** Opening Input records block **
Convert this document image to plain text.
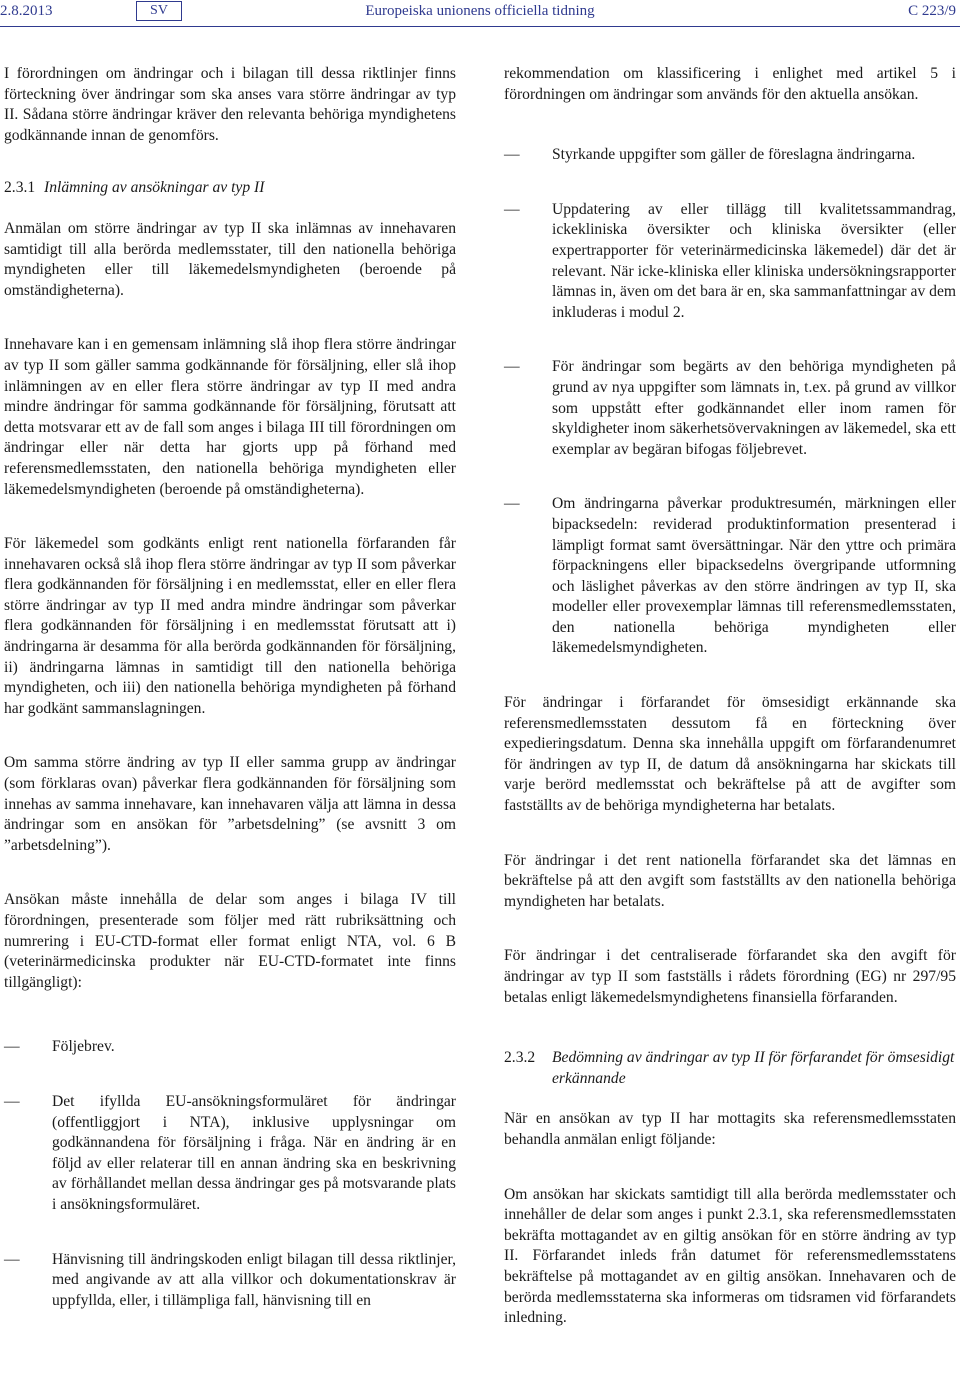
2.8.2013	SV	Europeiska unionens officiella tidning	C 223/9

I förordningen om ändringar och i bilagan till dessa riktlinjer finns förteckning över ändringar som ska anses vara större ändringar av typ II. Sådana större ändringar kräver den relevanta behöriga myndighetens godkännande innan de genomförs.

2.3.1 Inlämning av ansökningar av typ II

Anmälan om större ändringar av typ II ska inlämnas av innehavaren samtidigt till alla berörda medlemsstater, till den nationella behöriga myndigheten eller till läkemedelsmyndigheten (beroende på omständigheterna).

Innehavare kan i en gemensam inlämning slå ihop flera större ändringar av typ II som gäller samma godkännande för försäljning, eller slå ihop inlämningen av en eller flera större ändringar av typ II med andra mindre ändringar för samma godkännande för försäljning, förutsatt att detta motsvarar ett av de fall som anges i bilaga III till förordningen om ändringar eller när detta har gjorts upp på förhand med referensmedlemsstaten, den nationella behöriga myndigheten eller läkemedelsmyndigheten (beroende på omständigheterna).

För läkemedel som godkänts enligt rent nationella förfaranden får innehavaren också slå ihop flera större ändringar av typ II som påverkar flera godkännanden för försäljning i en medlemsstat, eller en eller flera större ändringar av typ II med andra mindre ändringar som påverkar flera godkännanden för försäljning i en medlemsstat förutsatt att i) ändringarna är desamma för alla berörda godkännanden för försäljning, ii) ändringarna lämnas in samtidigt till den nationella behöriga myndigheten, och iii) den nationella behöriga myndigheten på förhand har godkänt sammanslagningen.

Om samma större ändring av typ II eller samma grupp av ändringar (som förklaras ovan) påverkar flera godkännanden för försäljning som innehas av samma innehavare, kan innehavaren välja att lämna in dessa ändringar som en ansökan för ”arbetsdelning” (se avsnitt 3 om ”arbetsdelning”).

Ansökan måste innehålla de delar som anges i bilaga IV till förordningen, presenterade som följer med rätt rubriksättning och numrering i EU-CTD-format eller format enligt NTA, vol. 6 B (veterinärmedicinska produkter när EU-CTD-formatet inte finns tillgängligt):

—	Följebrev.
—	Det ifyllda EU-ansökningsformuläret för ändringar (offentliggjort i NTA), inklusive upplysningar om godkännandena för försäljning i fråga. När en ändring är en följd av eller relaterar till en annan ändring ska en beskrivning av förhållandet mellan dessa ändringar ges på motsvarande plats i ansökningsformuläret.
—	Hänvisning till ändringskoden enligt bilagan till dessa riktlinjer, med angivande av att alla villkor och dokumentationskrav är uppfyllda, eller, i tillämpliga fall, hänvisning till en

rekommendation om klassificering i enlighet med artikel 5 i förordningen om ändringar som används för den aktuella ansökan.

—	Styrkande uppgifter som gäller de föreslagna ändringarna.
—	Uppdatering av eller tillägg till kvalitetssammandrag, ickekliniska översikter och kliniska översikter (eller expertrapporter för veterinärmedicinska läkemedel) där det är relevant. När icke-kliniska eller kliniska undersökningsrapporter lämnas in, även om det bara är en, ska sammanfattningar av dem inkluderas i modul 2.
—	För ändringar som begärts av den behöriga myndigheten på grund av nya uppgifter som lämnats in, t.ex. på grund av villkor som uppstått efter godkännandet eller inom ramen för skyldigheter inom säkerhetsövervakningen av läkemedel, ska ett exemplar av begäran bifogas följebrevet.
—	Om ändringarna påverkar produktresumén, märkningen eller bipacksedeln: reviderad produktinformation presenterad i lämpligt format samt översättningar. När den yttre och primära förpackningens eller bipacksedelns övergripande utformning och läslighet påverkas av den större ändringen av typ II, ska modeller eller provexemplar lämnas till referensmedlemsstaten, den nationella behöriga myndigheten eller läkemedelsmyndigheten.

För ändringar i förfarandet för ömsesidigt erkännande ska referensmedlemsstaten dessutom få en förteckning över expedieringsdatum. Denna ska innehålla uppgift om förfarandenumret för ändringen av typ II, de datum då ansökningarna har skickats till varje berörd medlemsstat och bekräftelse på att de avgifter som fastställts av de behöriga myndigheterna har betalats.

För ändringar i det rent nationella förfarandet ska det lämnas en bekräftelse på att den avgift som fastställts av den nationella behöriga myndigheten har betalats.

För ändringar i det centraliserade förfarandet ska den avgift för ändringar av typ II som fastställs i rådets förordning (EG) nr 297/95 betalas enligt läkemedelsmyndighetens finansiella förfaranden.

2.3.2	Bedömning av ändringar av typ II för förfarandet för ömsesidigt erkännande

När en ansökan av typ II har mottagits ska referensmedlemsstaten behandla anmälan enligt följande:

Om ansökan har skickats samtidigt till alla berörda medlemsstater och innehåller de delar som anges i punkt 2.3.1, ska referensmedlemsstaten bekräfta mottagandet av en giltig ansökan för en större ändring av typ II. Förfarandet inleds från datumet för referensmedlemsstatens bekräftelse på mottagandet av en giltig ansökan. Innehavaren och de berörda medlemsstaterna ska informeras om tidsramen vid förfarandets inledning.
** Closing Input records block **
** Opening Input records block **
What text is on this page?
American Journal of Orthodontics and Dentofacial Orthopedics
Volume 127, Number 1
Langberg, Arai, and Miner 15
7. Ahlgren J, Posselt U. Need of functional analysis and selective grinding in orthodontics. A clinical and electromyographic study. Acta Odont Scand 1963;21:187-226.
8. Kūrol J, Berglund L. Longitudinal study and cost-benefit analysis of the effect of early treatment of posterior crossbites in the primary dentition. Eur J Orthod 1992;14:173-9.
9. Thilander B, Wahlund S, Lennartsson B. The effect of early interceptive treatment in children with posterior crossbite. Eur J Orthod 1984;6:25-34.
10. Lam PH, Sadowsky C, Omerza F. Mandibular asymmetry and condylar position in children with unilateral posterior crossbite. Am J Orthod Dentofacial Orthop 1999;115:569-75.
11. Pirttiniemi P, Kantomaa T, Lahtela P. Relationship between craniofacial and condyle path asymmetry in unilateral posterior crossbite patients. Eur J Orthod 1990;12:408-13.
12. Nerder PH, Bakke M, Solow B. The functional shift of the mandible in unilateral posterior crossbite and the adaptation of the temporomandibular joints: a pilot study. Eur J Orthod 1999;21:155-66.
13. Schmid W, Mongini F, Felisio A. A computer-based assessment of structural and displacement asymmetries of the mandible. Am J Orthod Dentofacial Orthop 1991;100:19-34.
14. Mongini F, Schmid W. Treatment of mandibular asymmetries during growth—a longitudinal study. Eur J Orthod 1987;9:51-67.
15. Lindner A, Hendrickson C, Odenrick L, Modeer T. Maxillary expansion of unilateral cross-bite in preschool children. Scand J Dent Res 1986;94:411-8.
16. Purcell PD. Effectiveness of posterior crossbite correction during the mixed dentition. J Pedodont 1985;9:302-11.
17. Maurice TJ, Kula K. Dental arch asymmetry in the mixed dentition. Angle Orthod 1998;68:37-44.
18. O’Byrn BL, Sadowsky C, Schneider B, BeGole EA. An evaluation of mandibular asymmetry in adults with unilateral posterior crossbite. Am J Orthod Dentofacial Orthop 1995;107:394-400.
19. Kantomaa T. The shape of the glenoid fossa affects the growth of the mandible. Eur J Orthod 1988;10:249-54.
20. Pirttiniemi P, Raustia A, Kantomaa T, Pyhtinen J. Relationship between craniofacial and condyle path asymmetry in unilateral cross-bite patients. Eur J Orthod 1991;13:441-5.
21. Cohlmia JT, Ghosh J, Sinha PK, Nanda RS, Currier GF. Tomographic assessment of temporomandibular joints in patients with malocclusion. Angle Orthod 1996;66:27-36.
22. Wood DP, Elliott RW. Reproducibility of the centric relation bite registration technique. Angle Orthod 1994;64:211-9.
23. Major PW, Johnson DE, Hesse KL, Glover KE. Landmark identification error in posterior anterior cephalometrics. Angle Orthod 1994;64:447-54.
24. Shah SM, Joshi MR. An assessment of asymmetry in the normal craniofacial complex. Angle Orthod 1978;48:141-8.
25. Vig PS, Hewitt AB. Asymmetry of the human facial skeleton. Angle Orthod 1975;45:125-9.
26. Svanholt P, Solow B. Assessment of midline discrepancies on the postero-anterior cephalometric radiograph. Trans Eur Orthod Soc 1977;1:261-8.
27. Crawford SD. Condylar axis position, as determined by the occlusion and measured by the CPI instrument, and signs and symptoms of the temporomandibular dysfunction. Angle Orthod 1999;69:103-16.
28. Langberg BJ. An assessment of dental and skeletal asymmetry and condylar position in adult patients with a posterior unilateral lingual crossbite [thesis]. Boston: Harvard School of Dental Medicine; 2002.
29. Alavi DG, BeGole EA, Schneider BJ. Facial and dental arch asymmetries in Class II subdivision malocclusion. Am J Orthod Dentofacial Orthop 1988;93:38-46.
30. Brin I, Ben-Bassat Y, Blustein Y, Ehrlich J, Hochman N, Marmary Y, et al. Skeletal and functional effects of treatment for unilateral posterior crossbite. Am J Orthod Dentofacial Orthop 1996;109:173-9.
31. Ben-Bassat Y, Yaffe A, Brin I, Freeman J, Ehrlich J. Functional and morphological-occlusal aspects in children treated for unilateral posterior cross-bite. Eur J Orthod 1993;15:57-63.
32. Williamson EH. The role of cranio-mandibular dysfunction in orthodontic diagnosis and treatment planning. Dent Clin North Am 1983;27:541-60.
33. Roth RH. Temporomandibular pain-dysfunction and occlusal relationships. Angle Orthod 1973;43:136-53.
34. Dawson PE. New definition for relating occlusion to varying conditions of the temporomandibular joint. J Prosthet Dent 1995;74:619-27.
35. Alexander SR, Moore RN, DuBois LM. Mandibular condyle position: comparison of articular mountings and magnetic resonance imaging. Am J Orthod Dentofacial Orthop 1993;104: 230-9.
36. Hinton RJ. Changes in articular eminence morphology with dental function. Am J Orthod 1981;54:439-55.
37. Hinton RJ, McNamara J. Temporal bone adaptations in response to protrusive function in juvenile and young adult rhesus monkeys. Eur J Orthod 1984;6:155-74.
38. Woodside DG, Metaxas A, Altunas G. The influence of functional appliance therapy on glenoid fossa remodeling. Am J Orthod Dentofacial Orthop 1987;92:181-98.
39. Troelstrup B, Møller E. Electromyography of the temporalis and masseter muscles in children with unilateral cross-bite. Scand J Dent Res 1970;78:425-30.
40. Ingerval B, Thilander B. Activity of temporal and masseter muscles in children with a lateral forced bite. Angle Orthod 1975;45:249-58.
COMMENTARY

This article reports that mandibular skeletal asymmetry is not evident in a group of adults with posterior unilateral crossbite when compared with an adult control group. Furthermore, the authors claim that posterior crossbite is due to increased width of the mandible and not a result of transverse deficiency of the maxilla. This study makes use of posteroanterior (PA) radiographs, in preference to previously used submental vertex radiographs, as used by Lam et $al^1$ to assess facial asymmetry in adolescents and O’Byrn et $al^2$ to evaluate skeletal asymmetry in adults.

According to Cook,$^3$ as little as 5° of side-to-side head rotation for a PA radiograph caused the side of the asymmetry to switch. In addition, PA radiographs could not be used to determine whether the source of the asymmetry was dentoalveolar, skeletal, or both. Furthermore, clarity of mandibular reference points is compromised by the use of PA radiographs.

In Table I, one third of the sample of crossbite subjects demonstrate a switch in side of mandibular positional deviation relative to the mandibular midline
** Closing Input records block **
■ Work to be completed
Return, from the data, each line where the string "malocclusion" occurs.

■ Solution to this exercise
21. Cohlmia JT, Ghosh J, Sinha PK, Nanda RS, Currier GF. Tomographic assessment of temporomandibular joints in patients with malocclusion. Angle Orthod 1996;66:27-36.
29. Alavi DG, BeGole EA, Schneider BJ. Facial and dental arch asymmetries in Class II subdivision malocclusion. Am J Orthod Dentofacial Orthop 1988;93:38-46.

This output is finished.